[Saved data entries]
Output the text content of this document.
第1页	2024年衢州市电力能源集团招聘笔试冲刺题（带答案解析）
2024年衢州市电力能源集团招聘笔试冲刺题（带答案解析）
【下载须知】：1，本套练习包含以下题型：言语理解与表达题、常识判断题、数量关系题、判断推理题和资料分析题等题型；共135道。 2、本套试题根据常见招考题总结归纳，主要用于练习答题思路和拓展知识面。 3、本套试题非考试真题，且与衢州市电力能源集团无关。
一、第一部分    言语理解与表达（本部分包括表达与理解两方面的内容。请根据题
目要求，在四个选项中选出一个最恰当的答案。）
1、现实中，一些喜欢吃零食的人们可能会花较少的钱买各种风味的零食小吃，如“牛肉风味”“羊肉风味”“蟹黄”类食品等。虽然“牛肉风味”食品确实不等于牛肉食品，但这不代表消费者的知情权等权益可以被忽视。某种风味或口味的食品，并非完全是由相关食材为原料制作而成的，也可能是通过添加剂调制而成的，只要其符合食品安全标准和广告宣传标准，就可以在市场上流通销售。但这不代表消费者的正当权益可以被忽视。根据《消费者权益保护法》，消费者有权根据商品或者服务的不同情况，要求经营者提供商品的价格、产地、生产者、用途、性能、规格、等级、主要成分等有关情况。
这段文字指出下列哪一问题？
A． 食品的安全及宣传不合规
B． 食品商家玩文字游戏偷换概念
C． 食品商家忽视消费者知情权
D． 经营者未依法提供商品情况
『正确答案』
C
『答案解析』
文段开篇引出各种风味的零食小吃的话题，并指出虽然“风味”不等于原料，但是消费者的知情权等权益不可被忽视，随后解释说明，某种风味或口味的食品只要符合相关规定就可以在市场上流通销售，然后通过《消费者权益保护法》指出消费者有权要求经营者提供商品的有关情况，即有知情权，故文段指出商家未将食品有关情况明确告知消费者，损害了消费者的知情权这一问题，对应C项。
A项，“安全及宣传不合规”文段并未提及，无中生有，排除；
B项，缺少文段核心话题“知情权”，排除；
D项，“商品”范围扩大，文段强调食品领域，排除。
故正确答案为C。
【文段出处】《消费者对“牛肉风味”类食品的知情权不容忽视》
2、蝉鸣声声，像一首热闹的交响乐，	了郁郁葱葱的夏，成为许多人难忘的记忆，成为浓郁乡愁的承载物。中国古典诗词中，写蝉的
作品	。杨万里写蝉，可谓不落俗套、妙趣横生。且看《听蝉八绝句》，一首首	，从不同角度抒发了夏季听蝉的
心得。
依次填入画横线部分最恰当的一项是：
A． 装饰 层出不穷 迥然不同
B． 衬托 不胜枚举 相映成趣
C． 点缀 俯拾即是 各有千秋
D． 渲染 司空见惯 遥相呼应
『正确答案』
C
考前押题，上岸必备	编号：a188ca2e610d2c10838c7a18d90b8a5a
==
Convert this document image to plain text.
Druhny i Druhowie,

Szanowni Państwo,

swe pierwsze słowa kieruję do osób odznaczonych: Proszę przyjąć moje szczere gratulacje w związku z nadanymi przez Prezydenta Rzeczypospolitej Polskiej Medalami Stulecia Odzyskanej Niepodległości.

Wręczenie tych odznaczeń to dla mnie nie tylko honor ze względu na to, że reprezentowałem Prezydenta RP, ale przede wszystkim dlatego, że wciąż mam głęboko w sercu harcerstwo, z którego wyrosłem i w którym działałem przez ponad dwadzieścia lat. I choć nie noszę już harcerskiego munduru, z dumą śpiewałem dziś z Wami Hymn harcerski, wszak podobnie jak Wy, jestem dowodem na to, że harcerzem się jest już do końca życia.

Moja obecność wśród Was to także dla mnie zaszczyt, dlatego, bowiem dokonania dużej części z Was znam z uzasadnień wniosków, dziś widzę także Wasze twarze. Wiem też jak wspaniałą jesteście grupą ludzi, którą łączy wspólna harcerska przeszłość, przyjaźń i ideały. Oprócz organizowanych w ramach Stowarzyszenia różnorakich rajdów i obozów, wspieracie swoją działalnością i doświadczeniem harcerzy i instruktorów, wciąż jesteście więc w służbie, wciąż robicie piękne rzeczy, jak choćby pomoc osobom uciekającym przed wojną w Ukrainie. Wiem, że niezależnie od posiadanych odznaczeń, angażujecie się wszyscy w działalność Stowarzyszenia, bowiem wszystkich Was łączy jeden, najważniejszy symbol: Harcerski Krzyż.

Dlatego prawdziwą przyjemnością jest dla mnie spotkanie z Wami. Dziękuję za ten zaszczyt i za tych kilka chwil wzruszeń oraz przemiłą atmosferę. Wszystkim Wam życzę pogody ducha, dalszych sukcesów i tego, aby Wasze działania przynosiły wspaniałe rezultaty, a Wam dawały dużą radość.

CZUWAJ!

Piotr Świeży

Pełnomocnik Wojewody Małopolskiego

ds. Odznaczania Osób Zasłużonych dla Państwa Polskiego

WHAT IS BEING ASKED:
Scan the listing above. Collect all lines with the word "带答案解析".

RESPONSE TO THE TASK:
第1页	2024年衢州市电力能源集团招聘笔试冲刺题（带答案解析）
2024年衢州市电力能源集团招聘笔试冲刺题（带答案解析）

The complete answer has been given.